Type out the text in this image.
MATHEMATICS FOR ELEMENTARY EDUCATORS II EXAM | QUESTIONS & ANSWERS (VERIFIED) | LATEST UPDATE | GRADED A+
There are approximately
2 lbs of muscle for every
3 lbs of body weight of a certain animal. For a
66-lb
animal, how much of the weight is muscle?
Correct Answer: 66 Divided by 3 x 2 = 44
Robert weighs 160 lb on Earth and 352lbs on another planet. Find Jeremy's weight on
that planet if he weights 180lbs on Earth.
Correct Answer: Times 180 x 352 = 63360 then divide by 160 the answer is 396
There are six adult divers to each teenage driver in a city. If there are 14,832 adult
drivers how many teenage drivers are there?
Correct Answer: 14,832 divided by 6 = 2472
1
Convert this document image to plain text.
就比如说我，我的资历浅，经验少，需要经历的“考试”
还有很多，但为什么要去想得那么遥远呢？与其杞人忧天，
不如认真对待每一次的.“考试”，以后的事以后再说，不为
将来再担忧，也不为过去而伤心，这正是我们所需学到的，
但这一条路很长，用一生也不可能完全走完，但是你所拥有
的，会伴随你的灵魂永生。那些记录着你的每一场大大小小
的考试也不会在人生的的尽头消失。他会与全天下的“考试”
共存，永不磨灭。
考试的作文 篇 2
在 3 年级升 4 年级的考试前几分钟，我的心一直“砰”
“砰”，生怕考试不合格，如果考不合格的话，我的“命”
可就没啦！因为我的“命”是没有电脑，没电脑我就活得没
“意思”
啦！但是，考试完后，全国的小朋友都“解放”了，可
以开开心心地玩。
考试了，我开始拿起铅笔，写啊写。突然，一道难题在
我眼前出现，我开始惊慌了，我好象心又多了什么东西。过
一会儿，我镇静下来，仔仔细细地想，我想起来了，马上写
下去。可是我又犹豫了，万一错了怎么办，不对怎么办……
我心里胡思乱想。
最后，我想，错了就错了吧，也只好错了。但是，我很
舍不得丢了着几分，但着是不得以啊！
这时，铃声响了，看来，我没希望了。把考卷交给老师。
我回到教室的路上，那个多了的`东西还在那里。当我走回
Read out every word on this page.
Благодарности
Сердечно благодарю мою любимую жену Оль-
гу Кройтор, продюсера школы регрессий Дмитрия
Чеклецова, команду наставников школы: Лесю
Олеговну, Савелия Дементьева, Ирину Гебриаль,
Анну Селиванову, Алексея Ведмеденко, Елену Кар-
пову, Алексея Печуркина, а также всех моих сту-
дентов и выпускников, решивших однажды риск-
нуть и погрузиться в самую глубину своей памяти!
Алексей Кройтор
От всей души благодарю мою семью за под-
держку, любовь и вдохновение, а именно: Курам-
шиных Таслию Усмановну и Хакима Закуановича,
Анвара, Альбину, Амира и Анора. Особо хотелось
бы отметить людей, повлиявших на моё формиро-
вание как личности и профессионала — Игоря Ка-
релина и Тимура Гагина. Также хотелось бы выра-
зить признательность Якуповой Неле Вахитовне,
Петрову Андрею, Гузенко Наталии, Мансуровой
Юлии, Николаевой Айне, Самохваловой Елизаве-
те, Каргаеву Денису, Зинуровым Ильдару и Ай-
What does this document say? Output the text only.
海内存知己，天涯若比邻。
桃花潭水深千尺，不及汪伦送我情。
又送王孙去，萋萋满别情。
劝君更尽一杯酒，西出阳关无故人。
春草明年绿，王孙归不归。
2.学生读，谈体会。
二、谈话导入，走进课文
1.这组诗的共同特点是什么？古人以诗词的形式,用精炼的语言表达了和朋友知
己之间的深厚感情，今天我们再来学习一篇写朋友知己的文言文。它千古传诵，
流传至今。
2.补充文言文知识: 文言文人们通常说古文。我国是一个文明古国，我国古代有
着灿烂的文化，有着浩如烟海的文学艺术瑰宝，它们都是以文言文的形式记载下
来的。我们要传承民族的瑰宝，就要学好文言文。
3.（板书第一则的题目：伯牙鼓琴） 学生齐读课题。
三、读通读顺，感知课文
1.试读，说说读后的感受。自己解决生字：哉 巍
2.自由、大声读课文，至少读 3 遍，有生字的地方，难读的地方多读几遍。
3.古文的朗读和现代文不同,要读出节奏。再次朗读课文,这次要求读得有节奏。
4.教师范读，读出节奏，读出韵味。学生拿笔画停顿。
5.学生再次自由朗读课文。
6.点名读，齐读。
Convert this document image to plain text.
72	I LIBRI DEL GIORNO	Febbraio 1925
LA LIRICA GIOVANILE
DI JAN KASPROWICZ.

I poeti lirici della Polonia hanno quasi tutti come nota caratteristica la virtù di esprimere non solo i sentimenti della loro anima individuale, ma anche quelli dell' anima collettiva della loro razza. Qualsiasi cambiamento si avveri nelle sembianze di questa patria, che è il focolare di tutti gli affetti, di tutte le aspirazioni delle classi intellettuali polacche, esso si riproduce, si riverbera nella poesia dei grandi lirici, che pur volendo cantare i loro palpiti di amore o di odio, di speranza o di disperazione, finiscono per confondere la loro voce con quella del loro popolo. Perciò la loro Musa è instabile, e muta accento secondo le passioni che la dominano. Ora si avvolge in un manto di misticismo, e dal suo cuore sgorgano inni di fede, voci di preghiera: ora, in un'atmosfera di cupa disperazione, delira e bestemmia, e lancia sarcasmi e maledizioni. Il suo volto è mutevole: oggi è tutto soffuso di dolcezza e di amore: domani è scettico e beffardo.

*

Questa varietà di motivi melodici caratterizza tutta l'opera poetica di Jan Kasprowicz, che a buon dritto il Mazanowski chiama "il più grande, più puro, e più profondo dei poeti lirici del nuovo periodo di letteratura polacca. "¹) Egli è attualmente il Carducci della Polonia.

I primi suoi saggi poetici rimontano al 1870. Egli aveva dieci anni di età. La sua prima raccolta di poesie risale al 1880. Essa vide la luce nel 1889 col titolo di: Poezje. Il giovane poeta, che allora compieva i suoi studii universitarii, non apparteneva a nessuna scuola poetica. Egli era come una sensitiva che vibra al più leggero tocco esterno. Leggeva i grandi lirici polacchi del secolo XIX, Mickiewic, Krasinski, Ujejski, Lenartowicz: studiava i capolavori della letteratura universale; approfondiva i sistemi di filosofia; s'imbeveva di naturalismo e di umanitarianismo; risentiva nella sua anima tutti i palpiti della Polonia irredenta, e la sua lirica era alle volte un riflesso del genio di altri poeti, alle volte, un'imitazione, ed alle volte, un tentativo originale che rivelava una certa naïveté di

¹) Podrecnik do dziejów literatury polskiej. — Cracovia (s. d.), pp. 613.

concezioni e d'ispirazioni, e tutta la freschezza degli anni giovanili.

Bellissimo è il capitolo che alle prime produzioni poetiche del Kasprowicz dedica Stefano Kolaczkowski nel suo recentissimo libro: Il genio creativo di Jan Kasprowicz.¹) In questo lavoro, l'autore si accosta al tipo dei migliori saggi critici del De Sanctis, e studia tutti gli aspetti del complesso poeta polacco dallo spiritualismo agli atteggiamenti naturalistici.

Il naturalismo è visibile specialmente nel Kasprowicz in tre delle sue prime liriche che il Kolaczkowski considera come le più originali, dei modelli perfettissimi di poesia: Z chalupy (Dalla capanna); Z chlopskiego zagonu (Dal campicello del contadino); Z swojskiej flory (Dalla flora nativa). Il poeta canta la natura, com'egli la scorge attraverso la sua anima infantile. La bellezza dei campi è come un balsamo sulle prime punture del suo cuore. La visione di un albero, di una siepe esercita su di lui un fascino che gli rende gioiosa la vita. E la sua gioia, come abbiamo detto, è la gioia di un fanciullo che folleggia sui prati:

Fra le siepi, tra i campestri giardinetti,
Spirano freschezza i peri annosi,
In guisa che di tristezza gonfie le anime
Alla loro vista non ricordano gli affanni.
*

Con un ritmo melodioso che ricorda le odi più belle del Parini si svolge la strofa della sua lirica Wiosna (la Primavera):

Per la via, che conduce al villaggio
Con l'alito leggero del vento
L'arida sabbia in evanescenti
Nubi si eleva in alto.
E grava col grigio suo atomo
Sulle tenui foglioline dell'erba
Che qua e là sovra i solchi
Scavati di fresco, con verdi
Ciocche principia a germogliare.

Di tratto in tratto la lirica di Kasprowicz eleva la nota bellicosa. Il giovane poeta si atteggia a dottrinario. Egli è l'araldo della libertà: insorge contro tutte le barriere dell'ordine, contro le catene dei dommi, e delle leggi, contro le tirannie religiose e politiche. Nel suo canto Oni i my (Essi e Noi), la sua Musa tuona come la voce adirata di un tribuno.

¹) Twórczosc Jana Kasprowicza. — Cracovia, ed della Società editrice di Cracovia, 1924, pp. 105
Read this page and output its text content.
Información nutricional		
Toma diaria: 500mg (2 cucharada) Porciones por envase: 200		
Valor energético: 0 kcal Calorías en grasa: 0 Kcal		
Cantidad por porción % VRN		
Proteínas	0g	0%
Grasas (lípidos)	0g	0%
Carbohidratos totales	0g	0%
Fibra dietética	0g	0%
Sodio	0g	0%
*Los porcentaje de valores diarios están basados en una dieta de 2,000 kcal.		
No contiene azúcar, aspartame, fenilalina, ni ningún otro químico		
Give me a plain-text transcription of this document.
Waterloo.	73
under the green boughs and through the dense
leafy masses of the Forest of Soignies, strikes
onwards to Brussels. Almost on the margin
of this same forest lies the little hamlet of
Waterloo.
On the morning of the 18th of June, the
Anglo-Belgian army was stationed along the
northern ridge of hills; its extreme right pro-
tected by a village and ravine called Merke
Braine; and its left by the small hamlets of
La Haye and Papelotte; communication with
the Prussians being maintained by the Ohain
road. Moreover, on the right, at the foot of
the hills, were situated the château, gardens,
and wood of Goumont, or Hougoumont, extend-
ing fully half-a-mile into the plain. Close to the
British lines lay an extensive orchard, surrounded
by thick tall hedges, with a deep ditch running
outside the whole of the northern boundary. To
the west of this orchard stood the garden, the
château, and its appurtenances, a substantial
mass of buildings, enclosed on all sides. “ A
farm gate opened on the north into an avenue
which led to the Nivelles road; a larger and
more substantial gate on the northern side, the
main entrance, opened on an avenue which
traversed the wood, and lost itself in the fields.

==================================================

> **GOAL**
Copy all lines from the entries that contain the word "road".

> **SOLVED PROBLEM**
road. Moreover, on the right, at the foot of
which led to the Nivelles road; a larger and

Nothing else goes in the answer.